▸ Task requirements
Transcribe the records below exactly as they appear, omitting any pictures.

▸ Provided records
————————

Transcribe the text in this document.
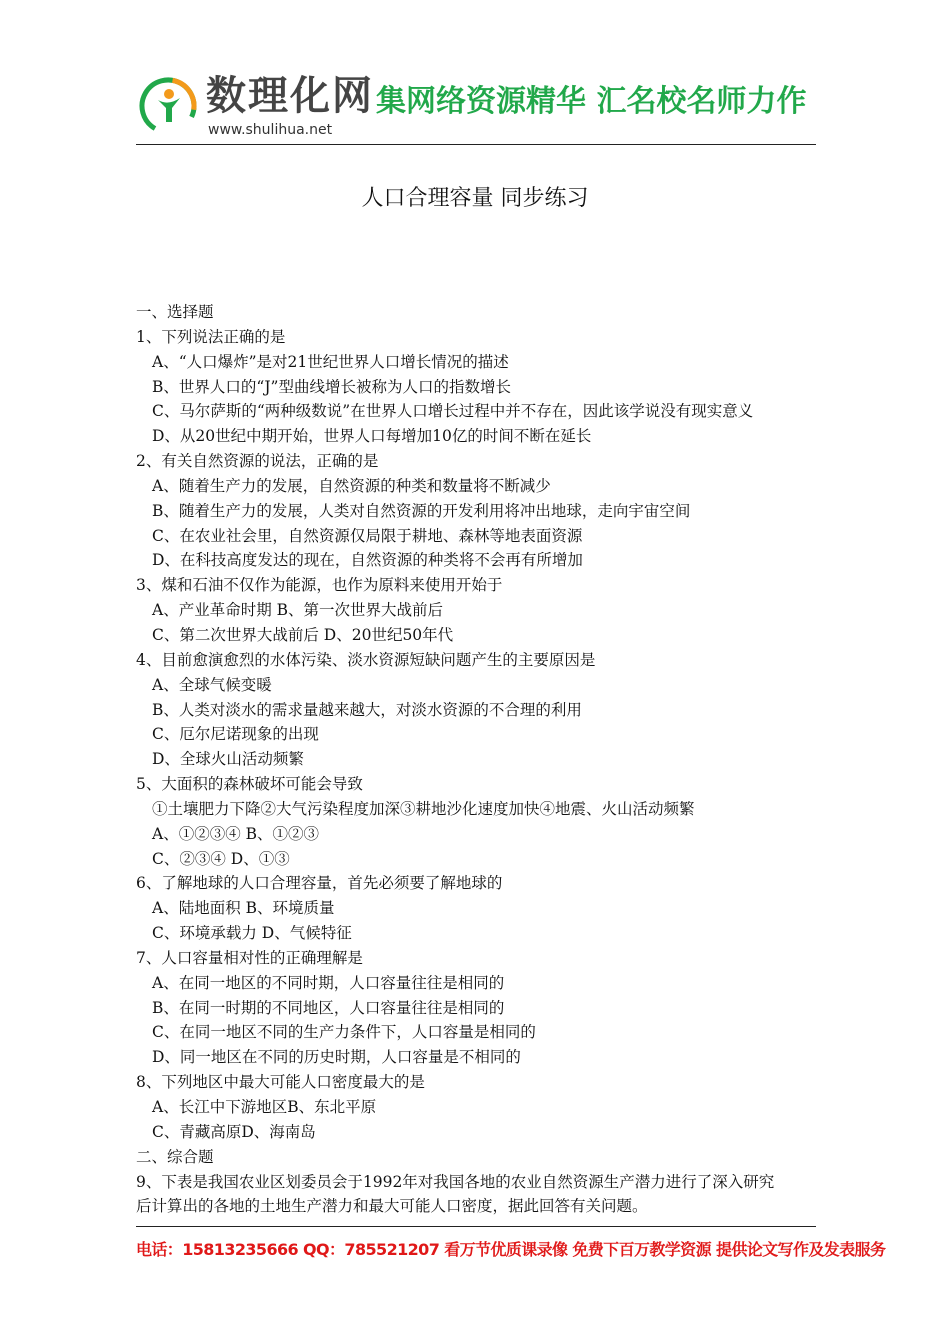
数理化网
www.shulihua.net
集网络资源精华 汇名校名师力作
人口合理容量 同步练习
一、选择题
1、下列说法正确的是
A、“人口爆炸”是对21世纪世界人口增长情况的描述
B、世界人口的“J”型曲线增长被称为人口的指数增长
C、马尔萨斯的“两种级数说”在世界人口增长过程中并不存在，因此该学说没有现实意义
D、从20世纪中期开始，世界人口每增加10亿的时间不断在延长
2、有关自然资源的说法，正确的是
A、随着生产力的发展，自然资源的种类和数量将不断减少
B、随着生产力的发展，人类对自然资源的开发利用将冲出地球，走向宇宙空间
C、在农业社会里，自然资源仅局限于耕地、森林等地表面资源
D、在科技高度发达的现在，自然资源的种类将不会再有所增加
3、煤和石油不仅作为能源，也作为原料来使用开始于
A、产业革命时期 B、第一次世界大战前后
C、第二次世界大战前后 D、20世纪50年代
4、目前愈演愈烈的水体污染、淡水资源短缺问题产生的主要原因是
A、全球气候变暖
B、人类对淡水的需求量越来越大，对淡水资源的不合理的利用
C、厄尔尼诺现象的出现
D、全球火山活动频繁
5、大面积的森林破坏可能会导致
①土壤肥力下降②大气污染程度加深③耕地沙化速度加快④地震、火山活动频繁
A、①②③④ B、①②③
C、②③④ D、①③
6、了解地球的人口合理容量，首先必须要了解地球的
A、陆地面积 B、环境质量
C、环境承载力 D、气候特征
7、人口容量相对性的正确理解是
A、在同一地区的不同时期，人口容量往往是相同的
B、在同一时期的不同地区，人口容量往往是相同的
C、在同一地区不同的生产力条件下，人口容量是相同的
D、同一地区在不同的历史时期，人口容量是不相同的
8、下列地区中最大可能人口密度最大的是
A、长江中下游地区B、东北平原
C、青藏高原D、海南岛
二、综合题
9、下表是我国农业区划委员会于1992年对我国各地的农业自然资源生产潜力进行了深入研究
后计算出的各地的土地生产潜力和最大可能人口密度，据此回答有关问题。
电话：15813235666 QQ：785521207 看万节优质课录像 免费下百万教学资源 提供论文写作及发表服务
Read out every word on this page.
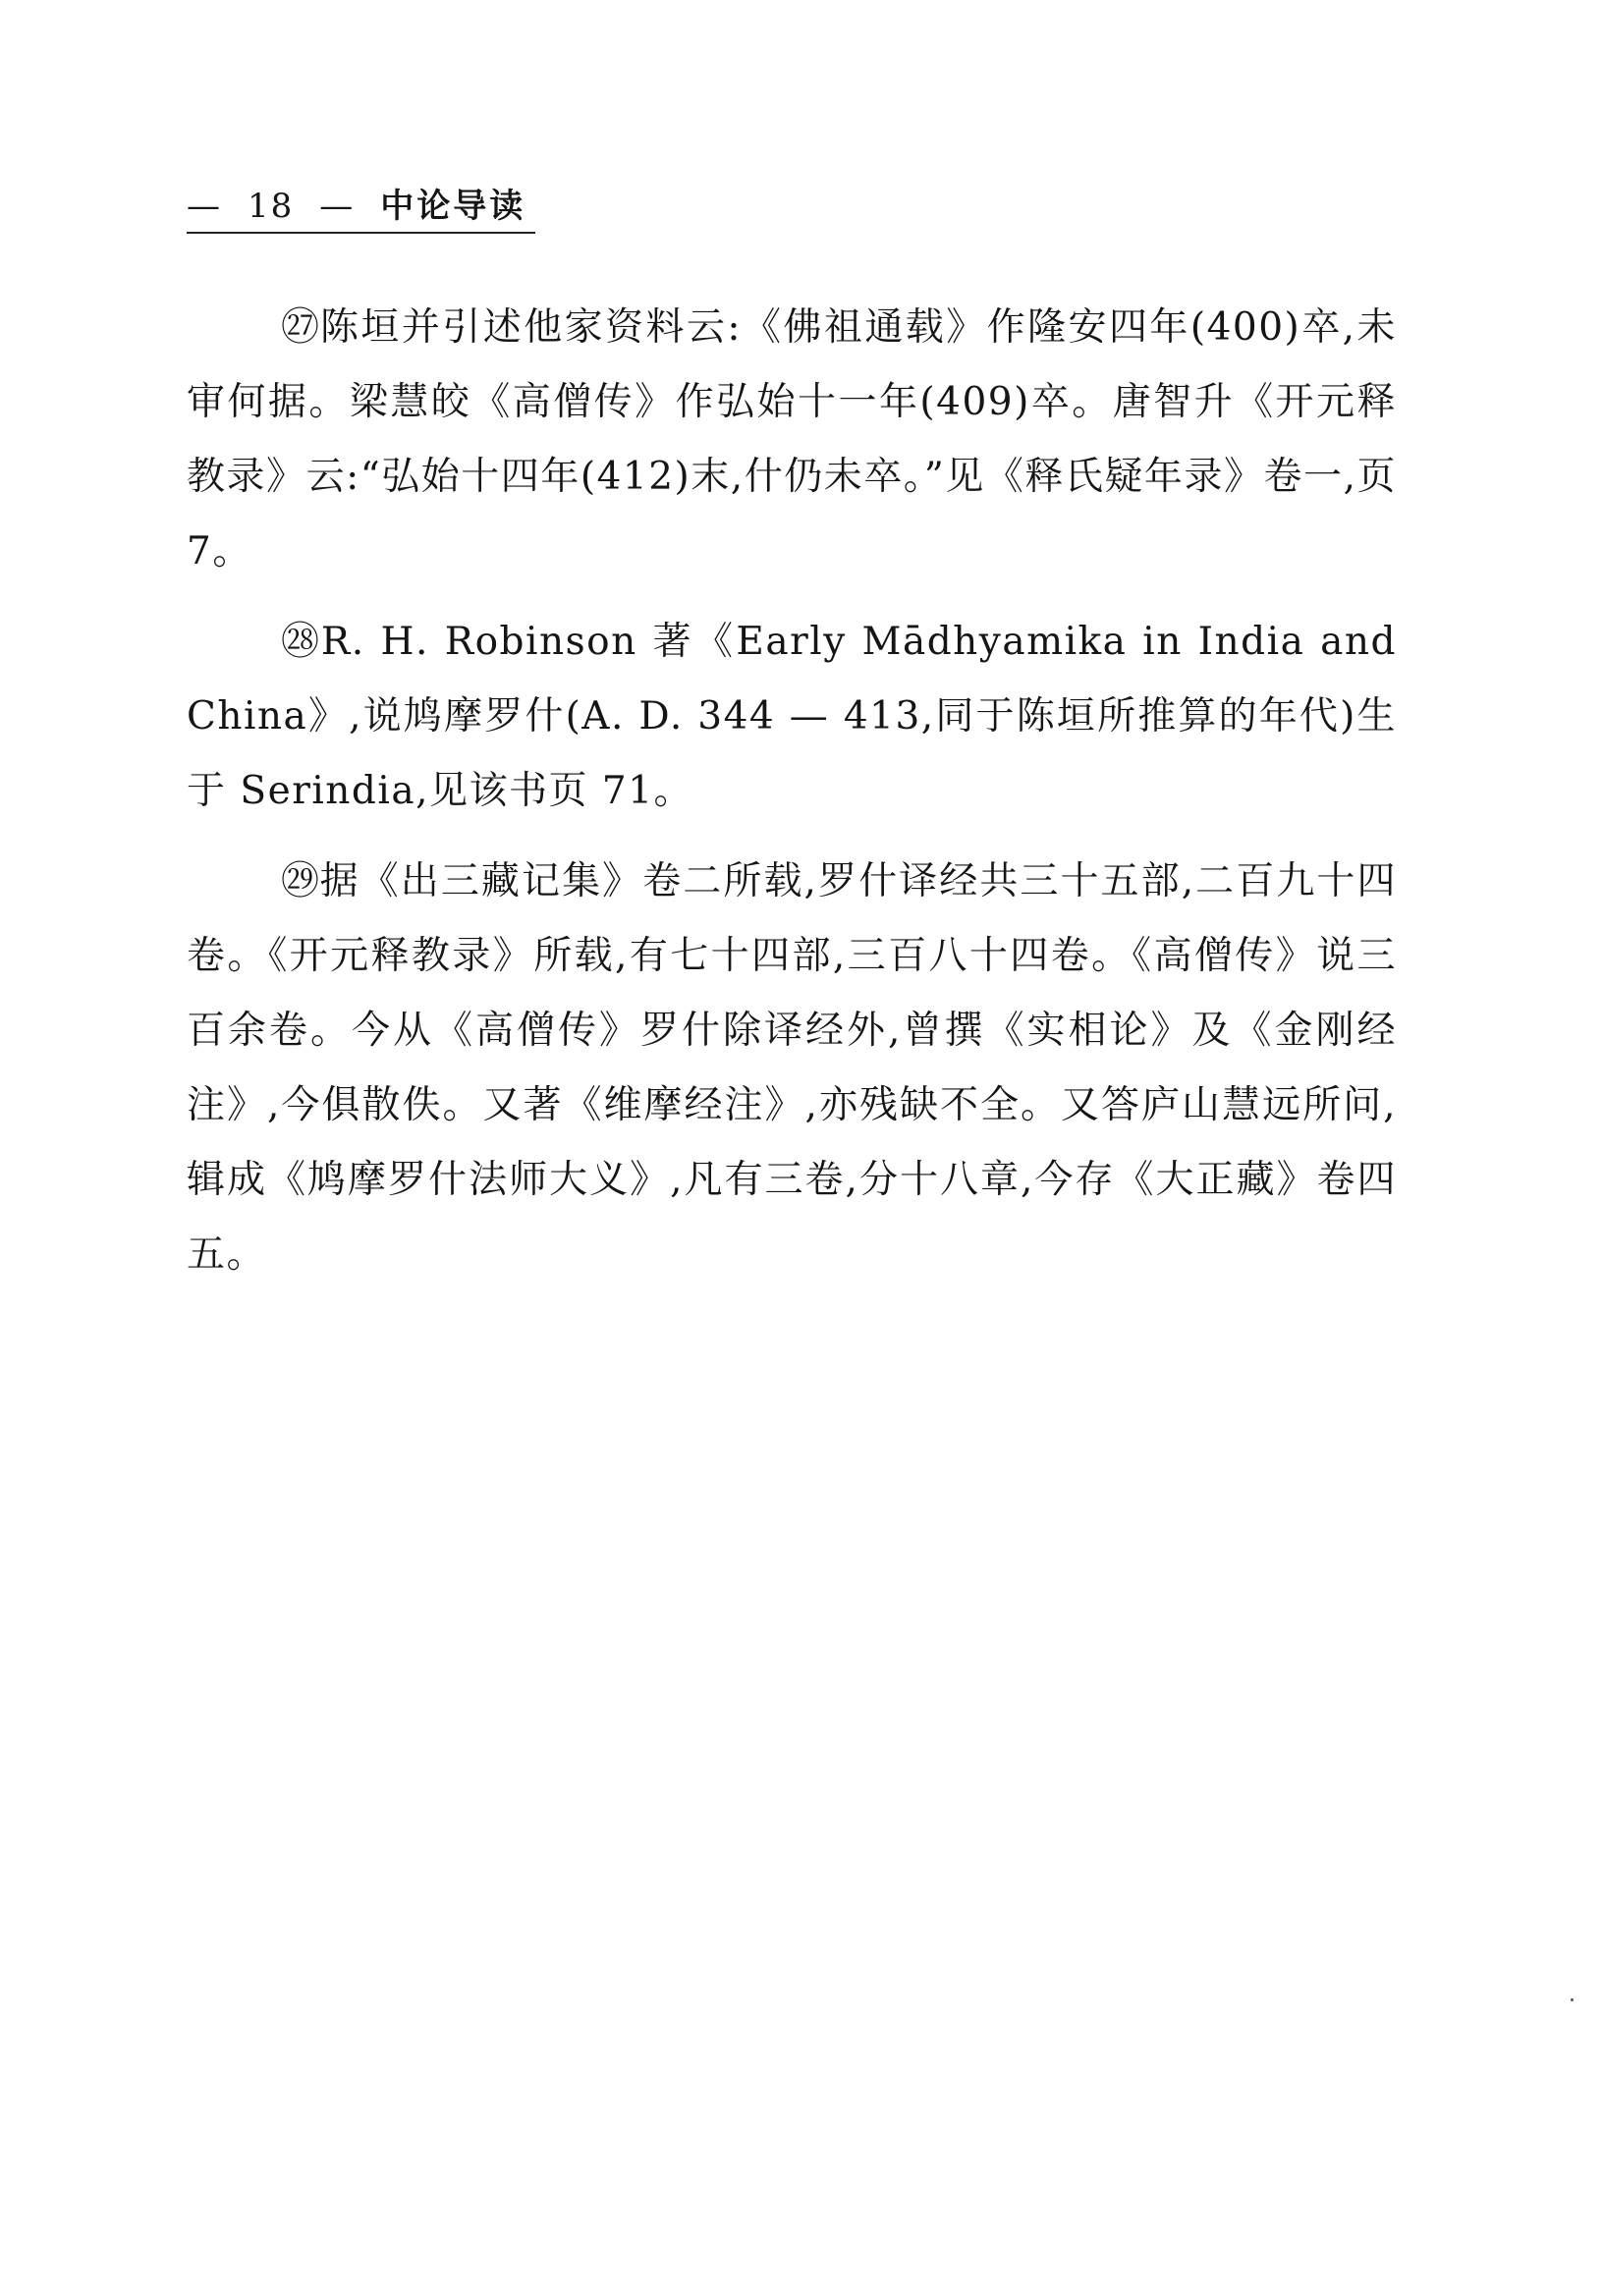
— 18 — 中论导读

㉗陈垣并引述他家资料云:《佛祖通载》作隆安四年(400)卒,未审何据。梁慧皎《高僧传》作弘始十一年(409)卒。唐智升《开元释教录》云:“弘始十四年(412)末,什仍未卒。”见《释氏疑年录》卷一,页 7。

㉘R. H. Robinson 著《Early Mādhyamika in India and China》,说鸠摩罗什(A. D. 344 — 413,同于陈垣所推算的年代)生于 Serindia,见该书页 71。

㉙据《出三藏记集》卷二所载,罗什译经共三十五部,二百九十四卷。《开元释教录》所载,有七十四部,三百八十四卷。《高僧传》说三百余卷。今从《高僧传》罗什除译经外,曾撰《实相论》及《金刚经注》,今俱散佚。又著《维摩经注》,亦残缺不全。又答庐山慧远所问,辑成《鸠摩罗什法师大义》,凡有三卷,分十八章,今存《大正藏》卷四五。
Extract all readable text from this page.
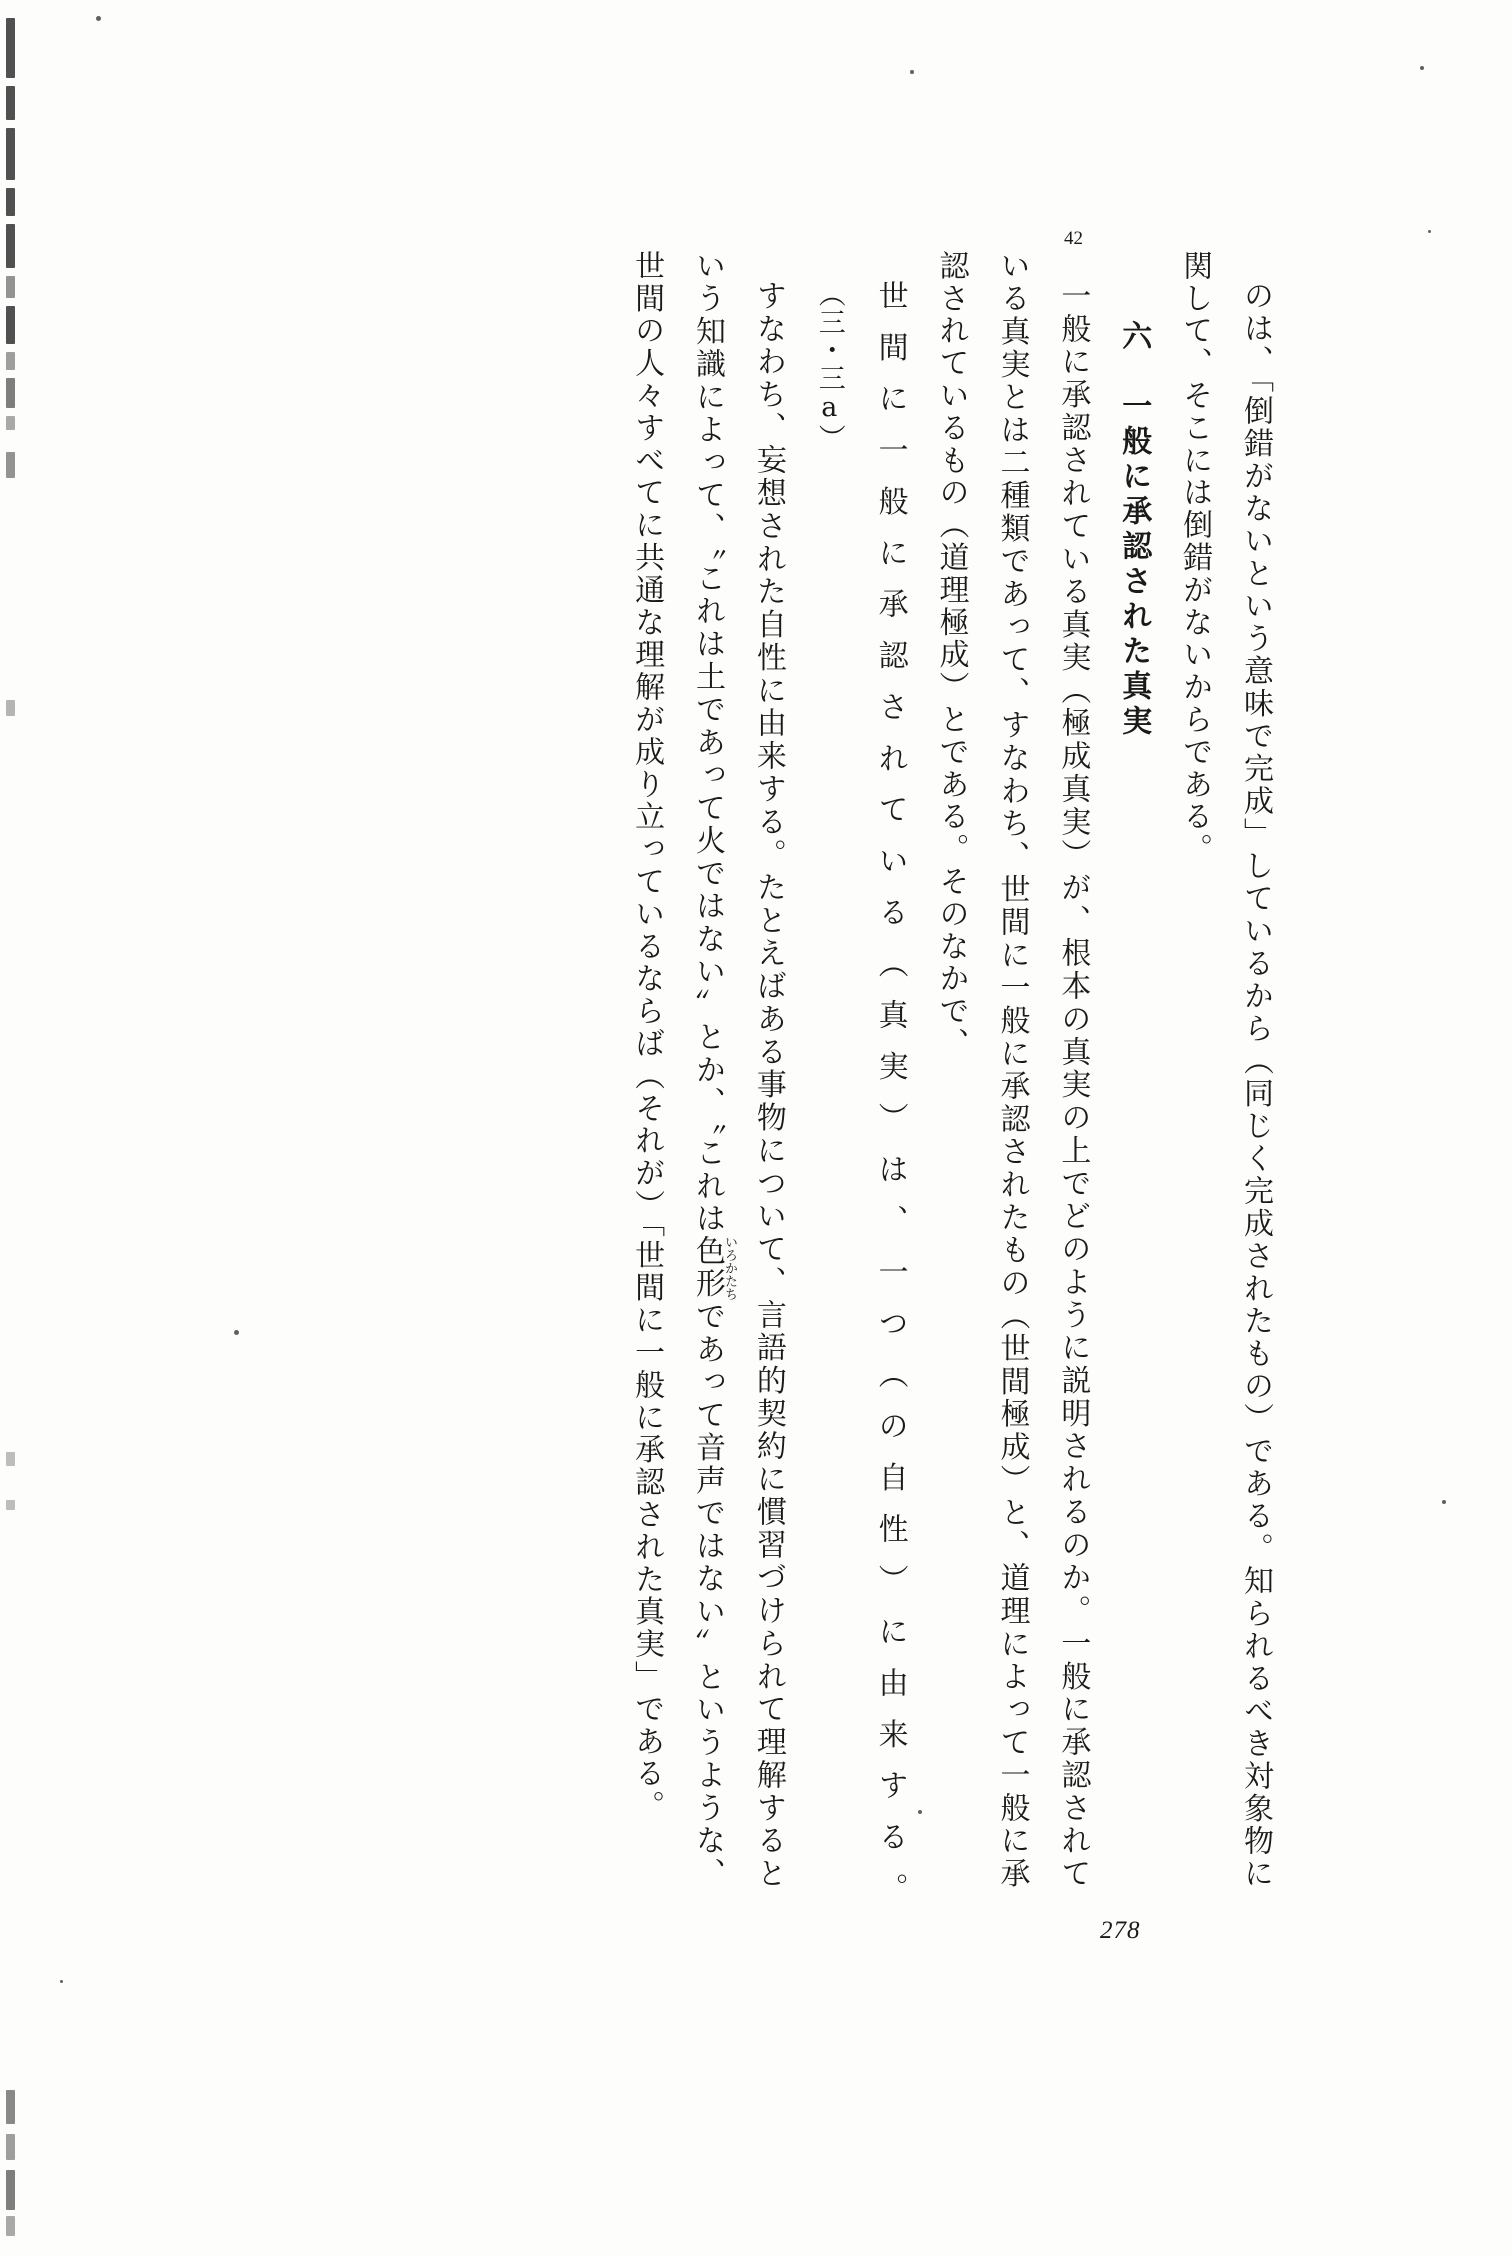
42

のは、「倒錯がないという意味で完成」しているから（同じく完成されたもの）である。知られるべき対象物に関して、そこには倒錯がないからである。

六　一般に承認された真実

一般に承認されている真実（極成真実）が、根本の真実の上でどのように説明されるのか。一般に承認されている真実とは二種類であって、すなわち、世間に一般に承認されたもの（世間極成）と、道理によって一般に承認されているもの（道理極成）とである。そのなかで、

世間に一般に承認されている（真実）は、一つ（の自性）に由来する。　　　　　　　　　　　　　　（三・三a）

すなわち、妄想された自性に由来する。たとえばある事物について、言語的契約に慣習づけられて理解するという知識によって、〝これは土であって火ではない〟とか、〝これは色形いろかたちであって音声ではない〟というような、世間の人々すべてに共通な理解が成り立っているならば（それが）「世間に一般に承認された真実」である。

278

————————

▸ Exercise result
Transcribe the text in this document.
数理化网
www.shulihua.net
集网络资源精华 汇名校名师力作
人口合理容量 同步练习
一、选择题
1、下列说法正确的是
A、“人口爆炸”是对21世纪世界人口增长情况的描述
B、世界人口的“J”型曲线增长被称为人口的指数增长
C、马尔萨斯的“两种级数说”在世界人口增长过程中并不存在，因此该学说没有现实意义
D、从20世纪中期开始，世界人口每增加10亿的时间不断在延长
2、有关自然资源的说法，正确的是
A、随着生产力的发展，自然资源的种类和数量将不断减少
B、随着生产力的发展，人类对自然资源的开发利用将冲出地球，走向宇宙空间
C、在农业社会里，自然资源仅局限于耕地、森林等地表面资源
D、在科技高度发达的现在，自然资源的种类将不会再有所增加
3、煤和石油不仅作为能源，也作为原料来使用开始于
A、产业革命时期 B、第一次世界大战前后
C、第二次世界大战前后 D、20世纪50年代
4、目前愈演愈烈的水体污染、淡水资源短缺问题产生的主要原因是
A、全球气候变暖
B、人类对淡水的需求量越来越大，对淡水资源的不合理的利用
C、厄尔尼诺现象的出现
D、全球火山活动频繁
5、大面积的森林破坏可能会导致
①土壤肥力下降②大气污染程度加深③耕地沙化速度加快④地震、火山活动频繁
A、①②③④ B、①②③
C、②③④ D、①③
6、了解地球的人口合理容量，首先必须要了解地球的
A、陆地面积 B、环境质量
C、环境承载力 D、气候特征
7、人口容量相对性的正确理解是
A、在同一地区的不同时期，人口容量往往是相同的
B、在同一时期的不同地区，人口容量往往是相同的
C、在同一地区不同的生产力条件下，人口容量是相同的
D、同一地区在不同的历史时期，人口容量是不相同的
8、下列地区中最大可能人口密度最大的是
A、长江中下游地区B、东北平原
C、青藏高原D、海南岛
二、综合题
9、下表是我国农业区划委员会于1992年对我国各地的农业自然资源生产潜力进行了深入研究
后计算出的各地的土地生产潜力和最大可能人口密度，据此回答有关问题。
电话：15813235666 QQ：785521207 看万节优质课录像 免费下百万教学资源 提供论文写作及发表服务
Read out every word on this page.
— 18 — 中论导读

㉗陈垣并引述他家资料云:《佛祖通载》作隆安四年(400)卒,未审何据。梁慧皎《高僧传》作弘始十一年(409)卒。唐智升《开元释教录》云:“弘始十四年(412)末,什仍未卒。”见《释氏疑年录》卷一,页 7。

㉘R. H. Robinson 著《Early Mādhyamika in India and China》,说鸠摩罗什(A. D. 344 — 413,同于陈垣所推算的年代)生于 Serindia,见该书页 71。

㉙据《出三藏记集》卷二所载,罗什译经共三十五部,二百九十四卷。《开元释教录》所载,有七十四部,三百八十四卷。《高僧传》说三百余卷。今从《高僧传》罗什除译经外,曾撰《实相论》及《金刚经注》,今俱散佚。又著《维摩经注》,亦残缺不全。又答庐山慧远所问,辑成《鸠摩罗什法师大义》,凡有三卷,分十八章,今存《大正藏》卷四五。
Extract all readable text from this page.
42

のは、「倒錯がないという意味で完成」しているから（同じく完成されたもの）である。知られるべき対象物に関して、そこには倒錯がないからである。

六　一般に承認された真実

一般に承認されている真実（極成真実）が、根本の真実の上でどのように説明されるのか。一般に承認されている真実とは二種類であって、すなわち、世間に一般に承認されたもの（世間極成）と、道理によって一般に承認されているもの（道理極成）とである。そのなかで、

世間に一般に承認されている（真実）は、一つ（の自性）に由来する。　　　　　　　　　　　　　　（三・三a）

すなわち、妄想された自性に由来する。たとえばある事物について、言語的契約に慣習づけられて理解するという知識によって、〝これは土であって火ではない〟とか、〝これは色形いろかたちであって音声ではない〟というような、世間の人々すべてに共通な理解が成り立っているならば（それが）「世間に一般に承認された真実」である。

278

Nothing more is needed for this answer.